===== The records

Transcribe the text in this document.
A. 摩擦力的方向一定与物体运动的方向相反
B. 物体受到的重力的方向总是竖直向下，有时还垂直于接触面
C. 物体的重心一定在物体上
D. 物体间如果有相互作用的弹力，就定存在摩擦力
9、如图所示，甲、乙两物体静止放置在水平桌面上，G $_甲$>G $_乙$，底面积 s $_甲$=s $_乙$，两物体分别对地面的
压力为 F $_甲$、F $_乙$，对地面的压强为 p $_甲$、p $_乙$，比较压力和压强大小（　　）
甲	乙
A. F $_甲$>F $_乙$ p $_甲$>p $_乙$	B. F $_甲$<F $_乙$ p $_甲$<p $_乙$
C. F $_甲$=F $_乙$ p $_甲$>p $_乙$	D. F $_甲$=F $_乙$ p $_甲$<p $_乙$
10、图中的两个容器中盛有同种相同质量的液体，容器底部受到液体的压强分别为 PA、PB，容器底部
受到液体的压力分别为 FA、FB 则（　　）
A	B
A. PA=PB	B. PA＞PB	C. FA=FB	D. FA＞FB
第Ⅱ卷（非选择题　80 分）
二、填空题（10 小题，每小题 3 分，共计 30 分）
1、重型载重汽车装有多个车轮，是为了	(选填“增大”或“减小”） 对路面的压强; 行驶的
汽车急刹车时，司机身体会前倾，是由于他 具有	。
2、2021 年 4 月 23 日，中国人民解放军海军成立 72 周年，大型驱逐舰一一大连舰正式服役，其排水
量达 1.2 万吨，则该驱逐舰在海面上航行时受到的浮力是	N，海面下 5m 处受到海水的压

==========

### What to work on
Every entry should be output exactly as written, please.

### The completed task
Transcribe the text in this document.
A. 摩擦力的方向一定与物体运动的方向相反
B. 物体受到的重力的方向总是竖直向下，有时还垂直于接触面
C. 物体的重心一定在物体上
D. 物体间如果有相互作用的弹力，就定存在摩擦力
9、如图所示，甲、乙两物体静止放置在水平桌面上，G $_甲$>G $_乙$，底面积 s $_甲$=s $_乙$，两物体分别对地面的
压力为 F $_甲$、F $_乙$，对地面的压强为 p $_甲$、p $_乙$，比较压力和压强大小（　　）
甲	乙
A. F $_甲$>F $_乙$ p $_甲$>p $_乙$	B. F $_甲$<F $_乙$ p $_甲$<p $_乙$
C. F $_甲$=F $_乙$ p $_甲$>p $_乙$	D. F $_甲$=F $_乙$ p $_甲$<p $_乙$
10、图中的两个容器中盛有同种相同质量的液体，容器底部受到液体的压强分别为 PA、PB，容器底部
受到液体的压力分别为 FA、FB 则（　　）
A	B
A. PA=PB	B. PA＞PB	C. FA=FB	D. FA＞FB
第Ⅱ卷（非选择题　80 分）
二、填空题（10 小题，每小题 3 分，共计 30 分）
1、重型载重汽车装有多个车轮，是为了	(选填“增大”或“减小”） 对路面的压强; 行驶的
汽车急刹车时，司机身体会前倾，是由于他 具有	。
2、2021 年 4 月 23 日，中国人民解放军海军成立 72 周年，大型驱逐舰一一大连舰正式服役，其排水
量达 1.2 万吨，则该驱逐舰在海面上航行时受到的浮力是	N，海面下 5m 处受到海水的压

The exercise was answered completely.